┌─ Raw data

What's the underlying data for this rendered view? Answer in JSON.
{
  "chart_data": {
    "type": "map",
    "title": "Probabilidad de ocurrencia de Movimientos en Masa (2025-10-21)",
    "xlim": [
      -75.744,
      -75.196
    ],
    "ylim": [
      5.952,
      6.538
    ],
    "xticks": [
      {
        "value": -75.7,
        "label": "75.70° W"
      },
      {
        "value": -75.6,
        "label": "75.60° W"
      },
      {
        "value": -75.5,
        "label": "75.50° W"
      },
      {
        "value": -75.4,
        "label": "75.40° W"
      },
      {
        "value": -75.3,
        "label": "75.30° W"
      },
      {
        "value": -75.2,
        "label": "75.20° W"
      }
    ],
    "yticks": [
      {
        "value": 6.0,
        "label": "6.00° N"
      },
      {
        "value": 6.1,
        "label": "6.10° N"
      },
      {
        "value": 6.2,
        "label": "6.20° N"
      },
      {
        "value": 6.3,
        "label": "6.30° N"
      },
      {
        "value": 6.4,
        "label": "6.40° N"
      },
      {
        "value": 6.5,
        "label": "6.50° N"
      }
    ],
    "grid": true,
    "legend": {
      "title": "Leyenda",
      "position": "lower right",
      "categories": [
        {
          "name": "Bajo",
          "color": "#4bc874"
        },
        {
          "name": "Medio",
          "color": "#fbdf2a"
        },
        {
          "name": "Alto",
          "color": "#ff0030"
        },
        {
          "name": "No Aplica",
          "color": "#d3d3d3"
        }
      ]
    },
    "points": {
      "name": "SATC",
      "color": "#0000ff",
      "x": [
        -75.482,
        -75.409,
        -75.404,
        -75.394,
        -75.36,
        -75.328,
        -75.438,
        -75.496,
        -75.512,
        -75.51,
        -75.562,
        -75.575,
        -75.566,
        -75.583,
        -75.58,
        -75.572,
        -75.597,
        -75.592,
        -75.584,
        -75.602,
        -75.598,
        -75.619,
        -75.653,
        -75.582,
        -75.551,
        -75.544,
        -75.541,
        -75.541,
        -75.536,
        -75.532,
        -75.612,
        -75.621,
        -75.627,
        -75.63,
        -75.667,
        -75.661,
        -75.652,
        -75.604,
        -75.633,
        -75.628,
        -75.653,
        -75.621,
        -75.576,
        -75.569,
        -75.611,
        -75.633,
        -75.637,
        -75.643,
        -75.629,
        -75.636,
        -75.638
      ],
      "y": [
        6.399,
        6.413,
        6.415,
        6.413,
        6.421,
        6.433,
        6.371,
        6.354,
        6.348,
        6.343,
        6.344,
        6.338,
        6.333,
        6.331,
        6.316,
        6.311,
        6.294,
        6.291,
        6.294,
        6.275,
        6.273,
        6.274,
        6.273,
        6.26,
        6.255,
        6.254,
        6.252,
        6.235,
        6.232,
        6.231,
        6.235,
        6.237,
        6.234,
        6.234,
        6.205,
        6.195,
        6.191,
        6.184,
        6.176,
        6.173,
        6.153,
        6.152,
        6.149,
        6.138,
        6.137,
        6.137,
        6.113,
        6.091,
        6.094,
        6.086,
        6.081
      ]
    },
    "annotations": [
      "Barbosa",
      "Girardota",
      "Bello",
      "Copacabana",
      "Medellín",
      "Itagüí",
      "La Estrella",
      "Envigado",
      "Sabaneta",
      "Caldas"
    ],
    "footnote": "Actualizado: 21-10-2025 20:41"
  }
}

└─

▶ **Short exercise**: Transcribe all entries exactly as they are given.

▶ **Answer to this exercise**:
What's the underlying data for this rendered view? Answer in JSON.
{
  "chart_data": {
    "type": "map",
    "title": "Probabilidad de ocurrencia de Movimientos en Masa (2025-10-21)",
    "xlim": [
      -75.744,
      -75.196
    ],
    "ylim": [
      5.952,
      6.538
    ],
    "xticks": [
      {
        "value": -75.7,
        "label": "75.70° W"
      },
      {
        "value": -75.6,
        "label": "75.60° W"
      },
      {
        "value": -75.5,
        "label": "75.50° W"
      },
      {
        "value": -75.4,
        "label": "75.40° W"
      },
      {
        "value": -75.3,
        "label": "75.30° W"
      },
      {
        "value": -75.2,
        "label": "75.20° W"
      }
    ],
    "yticks": [
      {
        "value": 6.0,
        "label": "6.00° N"
      },
      {
        "value": 6.1,
        "label": "6.10° N"
      },
      {
        "value": 6.2,
        "label": "6.20° N"
      },
      {
        "value": 6.3,
        "label": "6.30° N"
      },
      {
        "value": 6.4,
        "label": "6.40° N"
      },
      {
        "value": 6.5,
        "label": "6.50° N"
      }
    ],
    "grid": true,
    "legend": {
      "title": "Leyenda",
      "position": "lower right",
      "categories": [
        {
          "name": "Bajo",
          "color": "#4bc874"
        },
        {
          "name": "Medio",
          "color": "#fbdf2a"
        },
        {
          "name": "Alto",
          "color": "#ff0030"
        },
        {
          "name": "No Aplica",
          "color": "#d3d3d3"
        }
      ]
    },
    "points": {
      "name": "SATC",
      "color": "#0000ff",
      "x": [
        -75.482,
        -75.409,
        -75.404,
        -75.394,
        -75.36,
        -75.328,
        -75.438,
        -75.496,
        -75.512,
        -75.51,
        -75.562,
        -75.575,
        -75.566,
        -75.583,
        -75.58,
        -75.572,
        -75.597,
        -75.592,
        -75.584,
        -75.602,
        -75.598,
        -75.619,
        -75.653,
        -75.582,
        -75.551,
        -75.544,
        -75.541,
        -75.541,
        -75.536,
        -75.532,
        -75.612,
        -75.621,
        -75.627,
        -75.63,
        -75.667,
        -75.661,
        -75.652,
        -75.604,
        -75.633,
        -75.628,
        -75.653,
        -75.621,
        -75.576,
        -75.569,
        -75.611,
        -75.633,
        -75.637,
        -75.643,
        -75.629,
        -75.636,
        -75.638
      ],
      "y": [
        6.399,
        6.413,
        6.415,
        6.413,
        6.421,
        6.433,
        6.371,
        6.354,
        6.348,
        6.343,
        6.344,
        6.338,
        6.333,
        6.331,
        6.316,
        6.311,
        6.294,
        6.291,
        6.294,
        6.275,
        6.273,
        6.274,
        6.273,
        6.26,
        6.255,
        6.254,
        6.252,
        6.235,
        6.232,
        6.231,
        6.235,
        6.237,
        6.234,
        6.234,
        6.205,
        6.195,
        6.191,
        6.184,
        6.176,
        6.173,
        6.153,
        6.152,
        6.149,
        6.138,
        6.137,
        6.137,
        6.113,
        6.091,
        6.094,
        6.086,
        6.081
      ]
    },
    "annotations": [
      "Barbosa",
      "Girardota",
      "Bello",
      "Copacabana",
      "Medellín",
      "Itagüí",
      "La Estrella",
      "Envigado",
      "Sabaneta",
      "Caldas"
    ],
    "footnote": "Actualizado: 21-10-2025 20:41"
  }
}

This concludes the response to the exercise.